→ Given problem
Transcribe the material in full. Nothing should differ except that the pictures are left out.

→ Extracted data entries
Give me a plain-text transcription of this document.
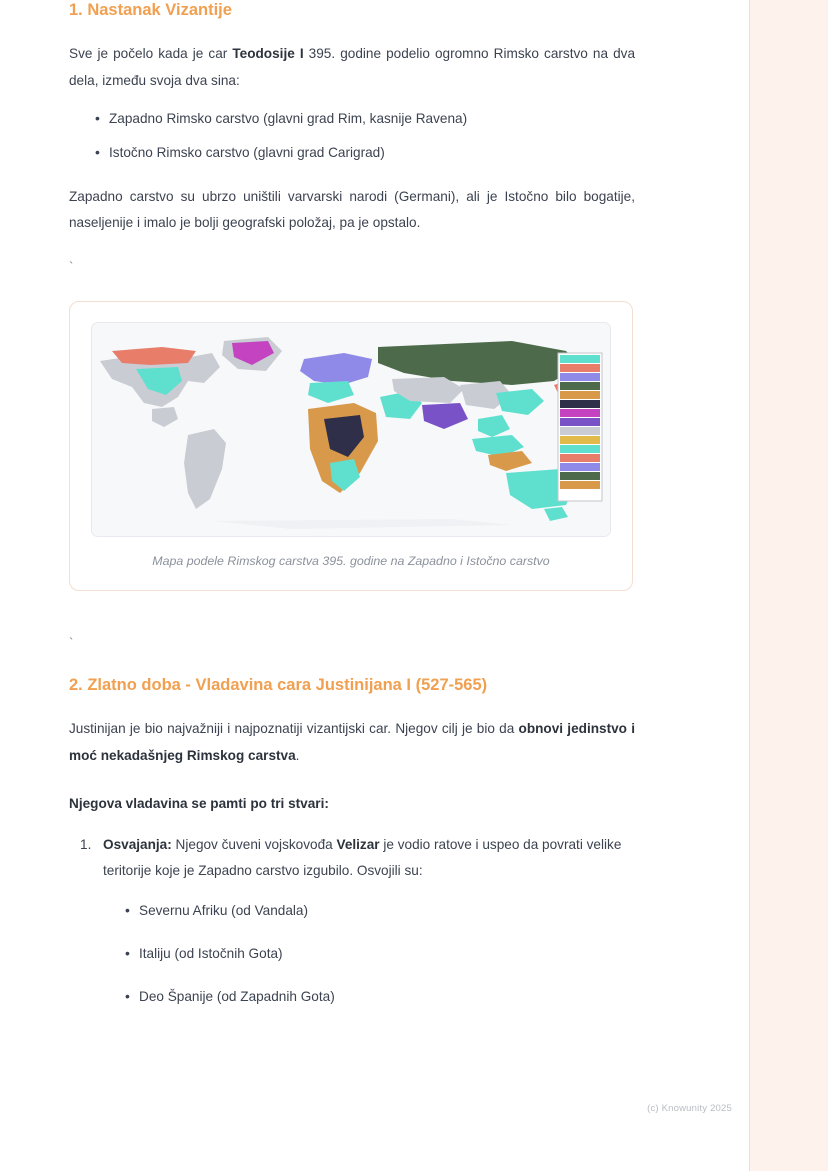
1. Nastanak Vizantije

Sve je počelo kada je car Teodosije I 395. godine podelio ogromno Rimsko carstvo na dva dela, između svoja dva sina:

• Zapadno Rimsko carstvo (glavni grad Rim, kasnije Ravena)
• Istočno Rimsko carstvo (glavni grad Carigrad)

Zapadno carstvo su ubrzo uništili varvarski narodi (Germani), ali je Istočno bilo bogatije, naseljenije i imalo je bolji geografski položaj, pa je opstalo.

`
Mapa podele Rimskog carstva 395. godine na Zapadno i Istočno carstvo
`
2. Zlatno doba - Vladavina cara Justinijana I (527-565)

Justinijan je bio najvažniji i najpoznatiji vizantijski car. Njegov cilj je bio da obnovi jedinstvo i moć nekadašnjeg Rimskog carstva.

Njegova vladavina se pamti po tri stvari:

Osvajanja: Njegov čuveni vojskovođa Velizar je vodio ratove i uspeo da povrati velike teritorije koje je Zapadno carstvo izgubilo. Osvojili su:
• Severnu Afriku (od Vandala)
• Italiju (od Istočnih Gota)
• Deo Španije (od Zapadnih Gota)
(c) Knowunity 2025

→ Final result
Give me a plain-text transcription of this document.
1. Nastanak Vizantije

Sve je počelo kada je car Teodosije I 395. godine podelio ogromno Rimsko carstvo na dva dela, između svoja dva sina:

• Zapadno Rimsko carstvo (glavni grad Rim, kasnije Ravena)
• Istočno Rimsko carstvo (glavni grad Carigrad)

Zapadno carstvo su ubrzo uništili varvarski narodi (Germani), ali je Istočno bilo bogatije, naseljenije i imalo je bolji geografski položaj, pa je opstalo.

`
Mapa podele Rimskog carstva 395. godine na Zapadno i Istočno carstvo
`
2. Zlatno doba - Vladavina cara Justinijana I (527-565)

Justinijan je bio najvažniji i najpoznatiji vizantijski car. Njegov cilj je bio da obnovi jedinstvo i moć nekadašnjeg Rimskog carstva.

Njegova vladavina se pamti po tri stvari:

Osvajanja: Njegov čuveni vojskovođa Velizar je vodio ratove i uspeo da povrati velike teritorije koje je Zapadno carstvo izgubilo. Osvojili su:
• Severnu Afriku (od Vandala)
• Italiju (od Istočnih Gota)
• Deo Španije (od Zapadnih Gota)
(c) Knowunity 2025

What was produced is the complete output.